> **Brief**
Please extract every line of the records below and reproduce each one character for character, with no changes.

Data records:
-*-*-

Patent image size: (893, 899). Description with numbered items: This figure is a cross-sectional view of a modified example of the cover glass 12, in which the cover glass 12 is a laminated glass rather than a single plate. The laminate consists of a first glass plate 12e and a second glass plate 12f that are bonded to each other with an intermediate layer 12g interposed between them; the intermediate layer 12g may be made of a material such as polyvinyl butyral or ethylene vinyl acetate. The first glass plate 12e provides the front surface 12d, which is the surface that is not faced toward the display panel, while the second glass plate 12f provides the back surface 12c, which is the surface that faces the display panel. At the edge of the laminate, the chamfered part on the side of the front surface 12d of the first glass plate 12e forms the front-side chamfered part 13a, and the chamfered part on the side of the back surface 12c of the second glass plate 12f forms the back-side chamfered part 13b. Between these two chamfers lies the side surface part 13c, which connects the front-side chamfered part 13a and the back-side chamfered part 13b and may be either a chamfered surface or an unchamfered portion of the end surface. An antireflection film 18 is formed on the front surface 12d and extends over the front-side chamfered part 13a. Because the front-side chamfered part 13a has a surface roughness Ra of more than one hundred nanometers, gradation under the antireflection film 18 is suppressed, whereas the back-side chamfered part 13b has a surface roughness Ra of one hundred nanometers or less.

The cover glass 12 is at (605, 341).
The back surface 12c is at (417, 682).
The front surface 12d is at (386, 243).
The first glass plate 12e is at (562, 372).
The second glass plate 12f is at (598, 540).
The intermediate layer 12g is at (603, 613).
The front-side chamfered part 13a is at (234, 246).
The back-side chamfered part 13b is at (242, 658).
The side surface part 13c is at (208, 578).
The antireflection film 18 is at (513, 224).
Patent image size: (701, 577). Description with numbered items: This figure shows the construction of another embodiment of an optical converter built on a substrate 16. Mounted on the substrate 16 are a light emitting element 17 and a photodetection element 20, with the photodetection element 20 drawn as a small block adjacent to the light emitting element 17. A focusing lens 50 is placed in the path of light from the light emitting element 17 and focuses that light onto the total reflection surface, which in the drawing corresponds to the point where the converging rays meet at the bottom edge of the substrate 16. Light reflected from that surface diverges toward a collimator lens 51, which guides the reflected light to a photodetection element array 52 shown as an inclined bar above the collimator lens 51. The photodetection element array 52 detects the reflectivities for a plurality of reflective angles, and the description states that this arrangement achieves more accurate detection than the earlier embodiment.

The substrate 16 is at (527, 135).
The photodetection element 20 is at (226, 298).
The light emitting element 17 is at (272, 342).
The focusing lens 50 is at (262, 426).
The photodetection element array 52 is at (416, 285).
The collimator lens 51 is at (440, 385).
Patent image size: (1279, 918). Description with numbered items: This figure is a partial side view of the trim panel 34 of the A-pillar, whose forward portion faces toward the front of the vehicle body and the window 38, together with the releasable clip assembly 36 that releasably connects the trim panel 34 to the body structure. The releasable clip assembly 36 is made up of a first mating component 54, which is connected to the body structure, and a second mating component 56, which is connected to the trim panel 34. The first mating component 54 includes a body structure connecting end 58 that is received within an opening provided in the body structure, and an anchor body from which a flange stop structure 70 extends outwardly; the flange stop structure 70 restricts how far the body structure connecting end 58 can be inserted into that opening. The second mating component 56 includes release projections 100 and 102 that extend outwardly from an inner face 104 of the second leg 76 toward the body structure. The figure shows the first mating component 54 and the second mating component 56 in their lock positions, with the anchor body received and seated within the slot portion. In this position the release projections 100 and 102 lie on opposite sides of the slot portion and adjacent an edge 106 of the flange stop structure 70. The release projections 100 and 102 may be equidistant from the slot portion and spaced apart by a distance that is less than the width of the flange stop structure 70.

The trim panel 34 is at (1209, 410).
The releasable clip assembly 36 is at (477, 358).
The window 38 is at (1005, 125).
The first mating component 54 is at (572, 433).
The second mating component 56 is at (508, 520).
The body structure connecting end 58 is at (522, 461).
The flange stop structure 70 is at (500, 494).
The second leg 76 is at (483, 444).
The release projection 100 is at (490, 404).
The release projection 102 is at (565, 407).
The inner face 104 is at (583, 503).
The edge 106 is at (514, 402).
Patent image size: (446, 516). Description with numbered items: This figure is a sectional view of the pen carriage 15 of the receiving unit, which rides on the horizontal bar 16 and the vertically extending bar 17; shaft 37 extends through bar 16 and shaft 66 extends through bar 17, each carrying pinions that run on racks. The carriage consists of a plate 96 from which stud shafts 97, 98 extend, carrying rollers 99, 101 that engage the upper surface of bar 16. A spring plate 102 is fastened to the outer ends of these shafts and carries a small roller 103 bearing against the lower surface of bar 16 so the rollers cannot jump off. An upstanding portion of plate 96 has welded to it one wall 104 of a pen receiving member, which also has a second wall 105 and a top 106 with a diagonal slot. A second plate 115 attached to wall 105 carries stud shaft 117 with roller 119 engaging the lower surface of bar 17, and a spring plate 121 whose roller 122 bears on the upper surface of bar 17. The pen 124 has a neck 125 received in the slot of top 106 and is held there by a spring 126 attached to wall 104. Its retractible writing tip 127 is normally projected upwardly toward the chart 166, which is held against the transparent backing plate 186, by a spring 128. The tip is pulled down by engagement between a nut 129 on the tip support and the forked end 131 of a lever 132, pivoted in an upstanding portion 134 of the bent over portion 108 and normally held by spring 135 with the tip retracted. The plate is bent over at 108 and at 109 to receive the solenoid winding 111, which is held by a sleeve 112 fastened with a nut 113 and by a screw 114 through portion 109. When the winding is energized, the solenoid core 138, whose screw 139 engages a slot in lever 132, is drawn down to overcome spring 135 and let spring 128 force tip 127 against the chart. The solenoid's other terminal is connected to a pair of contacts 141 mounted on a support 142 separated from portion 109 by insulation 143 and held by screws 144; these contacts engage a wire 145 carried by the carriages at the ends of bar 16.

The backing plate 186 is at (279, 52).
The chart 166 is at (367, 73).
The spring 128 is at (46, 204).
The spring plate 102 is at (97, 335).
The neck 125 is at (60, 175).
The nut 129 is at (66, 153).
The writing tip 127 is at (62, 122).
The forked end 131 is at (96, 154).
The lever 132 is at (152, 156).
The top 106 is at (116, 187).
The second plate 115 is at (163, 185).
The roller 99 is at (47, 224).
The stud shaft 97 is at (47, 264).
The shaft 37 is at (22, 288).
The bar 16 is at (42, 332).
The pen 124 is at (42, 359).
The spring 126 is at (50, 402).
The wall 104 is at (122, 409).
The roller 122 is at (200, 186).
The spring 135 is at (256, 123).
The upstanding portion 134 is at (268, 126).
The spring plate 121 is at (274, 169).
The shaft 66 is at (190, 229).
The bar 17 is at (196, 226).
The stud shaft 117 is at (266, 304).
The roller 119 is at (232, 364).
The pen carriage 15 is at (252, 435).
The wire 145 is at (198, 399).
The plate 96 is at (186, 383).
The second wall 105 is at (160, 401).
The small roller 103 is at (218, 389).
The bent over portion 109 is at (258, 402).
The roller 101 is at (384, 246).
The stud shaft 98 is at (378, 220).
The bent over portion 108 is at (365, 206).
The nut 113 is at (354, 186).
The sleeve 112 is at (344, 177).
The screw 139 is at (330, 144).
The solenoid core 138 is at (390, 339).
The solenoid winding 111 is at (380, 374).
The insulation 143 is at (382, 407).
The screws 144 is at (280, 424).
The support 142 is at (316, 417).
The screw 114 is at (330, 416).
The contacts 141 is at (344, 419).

-*-*-

> **Written reply**
Patent image size: (893, 899). Description with numbered items: This figure is a cross-sectional view of a modified example of the cover glass 12, in which the cover glass 12 is a laminated glass rather than a single plate. The laminate consists of a first glass plate 12e and a second glass plate 12f that are bonded to each other with an intermediate layer 12g interposed between them; the intermediate layer 12g may be made of a material such as polyvinyl butyral or ethylene vinyl acetate. The first glass plate 12e provides the front surface 12d, which is the surface that is not faced toward the display panel, while the second glass plate 12f provides the back surface 12c, which is the surface that faces the display panel. At the edge of the laminate, the chamfered part on the side of the front surface 12d of the first glass plate 12e forms the front-side chamfered part 13a, and the chamfered part on the side of the back surface 12c of the second glass plate 12f forms the back-side chamfered part 13b. Between these two chamfers lies the side surface part 13c, which connects the front-side chamfered part 13a and the back-side chamfered part 13b and may be either a chamfered surface or an unchamfered portion of the end surface. An antireflection film 18 is formed on the front surface 12d and extends over the front-side chamfered part 13a. Because the front-side chamfered part 13a has a surface roughness Ra of more than one hundred nanometers, gradation under the antireflection film 18 is suppressed, whereas the back-side chamfered part 13b has a surface roughness Ra of one hundred nanometers or less.

The cover glass 12 is at (605, 341).
The back surface 12c is at (417, 682).
The front surface 12d is at (386, 243).
The first glass plate 12e is at (562, 372).
The second glass plate 12f is at (598, 540).
The intermediate layer 12g is at (603, 613).
The front-side chamfered part 13a is at (234, 246).
The back-side chamfered part 13b is at (242, 658).
The side surface part 13c is at (208, 578).
The antireflection film 18 is at (513, 224).
Patent image size: (701, 577). Description with numbered items: This figure shows the construction of another embodiment of an optical converter built on a substrate 16. Mounted on the substrate 16 are a light emitting element 17 and a photodetection element 20, with the photodetection element 20 drawn as a small block adjacent to the light emitting element 17. A focusing lens 50 is placed in the path of light from the light emitting element 17 and focuses that light onto the total reflection surface, which in the drawing corresponds to the point where the converging rays meet at the bottom edge of the substrate 16. Light reflected from that surface diverges toward a collimator lens 51, which guides the reflected light to a photodetection element array 52 shown as an inclined bar above the collimator lens 51. The photodetection element array 52 detects the reflectivities for a plurality of reflective angles, and the description states that this arrangement achieves more accurate detection than the earlier embodiment.

The substrate 16 is at (527, 135).
The photodetection element 20 is at (226, 298).
The light emitting element 17 is at (272, 342).
The focusing lens 50 is at (262, 426).
The photodetection element array 52 is at (416, 285).
The collimator lens 51 is at (440, 385).
Patent image size: (1279, 918). Description with numbered items: This figure is a partial side view of the trim panel 34 of the A-pillar, whose forward portion faces toward the front of the vehicle body and the window 38, together with the releasable clip assembly 36 that releasably connects the trim panel 34 to the body structure. The releasable clip assembly 36 is made up of a first mating component 54, which is connected to the body structure, and a second mating component 56, which is connected to the trim panel 34. The first mating component 54 includes a body structure connecting end 58 that is received within an opening provided in the body structure, and an anchor body from which a flange stop structure 70 extends outwardly; the flange stop structure 70 restricts how far the body structure connecting end 58 can be inserted into that opening. The second mating component 56 includes release projections 100 and 102 that extend outwardly from an inner face 104 of the second leg 76 toward the body structure. The figure shows the first mating component 54 and the second mating component 56 in their lock positions, with the anchor body received and seated within the slot portion. In this position the release projections 100 and 102 lie on opposite sides of the slot portion and adjacent an edge 106 of the flange stop structure 70. The release projections 100 and 102 may be equidistant from the slot portion and spaced apart by a distance that is less than the width of the flange stop structure 70.

The trim panel 34 is at (1209, 410).
The releasable clip assembly 36 is at (477, 358).
The window 38 is at (1005, 125).
The first mating component 54 is at (572, 433).
The second mating component 56 is at (508, 520).
The body structure connecting end 58 is at (522, 461).
The flange stop structure 70 is at (500, 494).
The second leg 76 is at (483, 444).
The release projection 100 is at (490, 404).
The release projection 102 is at (565, 407).
The inner face 104 is at (583, 503).
The edge 106 is at (514, 402).
Patent image size: (446, 516). Description with numbered items: This figure is a sectional view of the pen carriage 15 of the receiving unit, which rides on the horizontal bar 16 and the vertically extending bar 17; shaft 37 extends through bar 16 and shaft 66 extends through bar 17, each carrying pinions that run on racks. The carriage consists of a plate 96 from which stud shafts 97, 98 extend, carrying rollers 99, 101 that engage the upper surface of bar 16. A spring plate 102 is fastened to the outer ends of these shafts and carries a small roller 103 bearing against the lower surface of bar 16 so the rollers cannot jump off. An upstanding portion of plate 96 has welded to it one wall 104 of a pen receiving member, which also has a second wall 105 and a top 106 with a diagonal slot. A second plate 115 attached to wall 105 carries stud shaft 117 with roller 119 engaging the lower surface of bar 17, and a spring plate 121 whose roller 122 bears on the upper surface of bar 17. The pen 124 has a neck 125 received in the slot of top 106 and is held there by a spring 126 attached to wall 104. Its retractible writing tip 127 is normally projected upwardly toward the chart 166, which is held against the transparent backing plate 186, by a spring 128. The tip is pulled down by engagement between a nut 129 on the tip support and the forked end 131 of a lever 132, pivoted in an upstanding portion 134 of the bent over portion 108 and normally held by spring 135 with the tip retracted. The plate is bent over at 108 and at 109 to receive the solenoid winding 111, which is held by a sleeve 112 fastened with a nut 113 and by a screw 114 through portion 109. When the winding is energized, the solenoid core 138, whose screw 139 engages a slot in lever 132, is drawn down to overcome spring 135 and let spring 128 force tip 127 against the chart. The solenoid's other terminal is connected to a pair of contacts 141 mounted on a support 142 separated from portion 109 by insulation 143 and held by screws 144; these contacts engage a wire 145 carried by the carriages at the ends of bar 16.

The backing plate 186 is at (279, 52).
The chart 166 is at (367, 73).
The spring 128 is at (46, 204).
The spring plate 102 is at (97, 335).
The neck 125 is at (60, 175).
The nut 129 is at (66, 153).
The writing tip 127 is at (62, 122).
The forked end 131 is at (96, 154).
The lever 132 is at (152, 156).
The top 106 is at (116, 187).
The second plate 115 is at (163, 185).
The roller 99 is at (47, 224).
The stud shaft 97 is at (47, 264).
The shaft 37 is at (22, 288).
The bar 16 is at (42, 332).
The pen 124 is at (42, 359).
The spring 126 is at (50, 402).
The wall 104 is at (122, 409).
The roller 122 is at (200, 186).
The spring 135 is at (256, 123).
The upstanding portion 134 is at (268, 126).
The spring plate 121 is at (274, 169).
The shaft 66 is at (190, 229).
The bar 17 is at (196, 226).
The stud shaft 117 is at (266, 304).
The roller 119 is at (232, 364).
The pen carriage 15 is at (252, 435).
The wire 145 is at (198, 399).
The plate 96 is at (186, 383).
The second wall 105 is at (160, 401).
The small roller 103 is at (218, 389).
The bent over portion 109 is at (258, 402).
The roller 101 is at (384, 246).
The stud shaft 98 is at (378, 220).
The bent over portion 108 is at (365, 206).
The nut 113 is at (354, 186).
The sleeve 112 is at (344, 177).
The screw 139 is at (330, 144).
The solenoid core 138 is at (390, 339).
The solenoid winding 111 is at (380, 374).
The insulation 143 is at (382, 407).
The screws 144 is at (280, 424).
The support 142 is at (316, 417).
The screw 114 is at (330, 416).
The contacts 141 is at (344, 419).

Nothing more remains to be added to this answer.